__Exercise instructions__: Count only the lines of the records that hold "this", then give the number without any other words.

__Records for the exercise__:

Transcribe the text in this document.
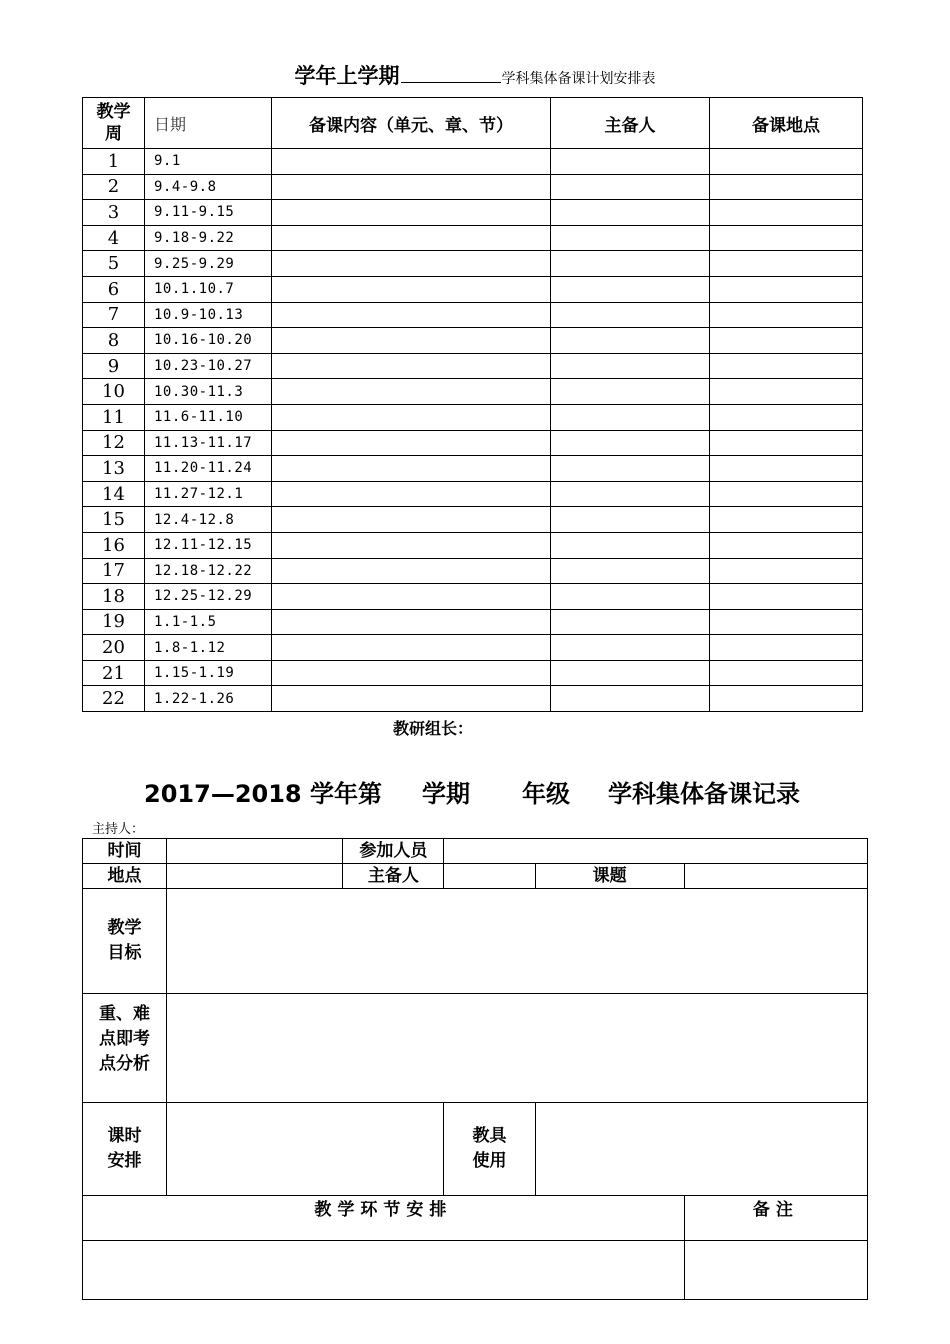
学年上学期	学科集体备课计划安排表
教学周	日期	备课内容（单元、章、节）	主备人	备课地点
1	9.1			
2	9.4-9.8			
3	9.11-9.15			
4	9.18-9.22			
5	9.25-9.29			
6	10.1.10.7			
7	10.9-10.13			
8	10.16-10.20			
9	10.23-10.27			
10	10.30-11.3			
11	11.6-11.10			
12	11.13-11.17			
13	11.20-11.24			
14	11.27-12.1			
15	12.4-12.8			
16	12.11-12.15			
17	12.18-12.22			
18	12.25-12.29			
19	1.1-1.5			
20	1.8-1.12			
21	1.15-1.19			
22	1.22-1.26			
教研组长：
2017—2018 学年第 学期 年级 学科集体备课记录
主持人：
时间		参加人员			
地点		主备人		课题	
教学目标					
重、难点即考点分析					
课时安排			教具使用		
教学环节安排					备注
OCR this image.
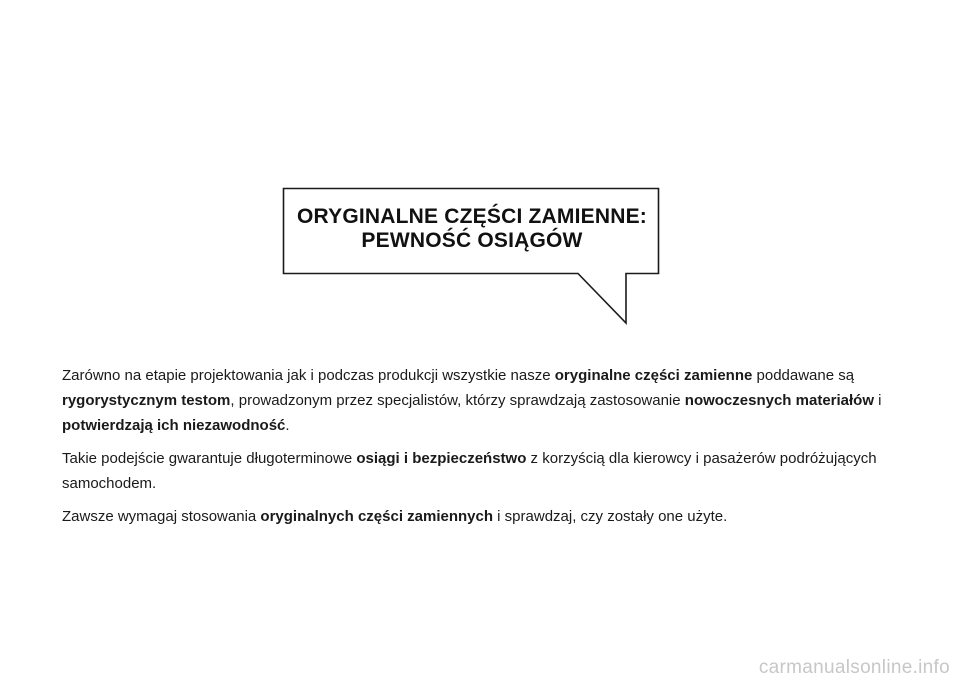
ORYGINALNE CZĘŚCI ZAMIENNE:
PEWNOŚĆ OSIĄGÓW

Zarówno na etapie projektowania jak i podczas produkcji wszystkie nasze oryginalne części zamienne poddawane są rygorystycznym testom, prowadzonym przez specjalistów, którzy sprawdzają zastosowanie nowoczesnych materiałów i potwierdzają ich niezawodność.

Takie podejście gwarantuje długoterminowe osiągi i bezpieczeństwo z korzyścią dla kierowcy i pasażerów podróżujących samochodem.

Zawsze wymagaj stosowania oryginalnych części zamiennych i sprawdzaj, czy zostały one użyte.

carmanualsonline.info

__Full answer__: 2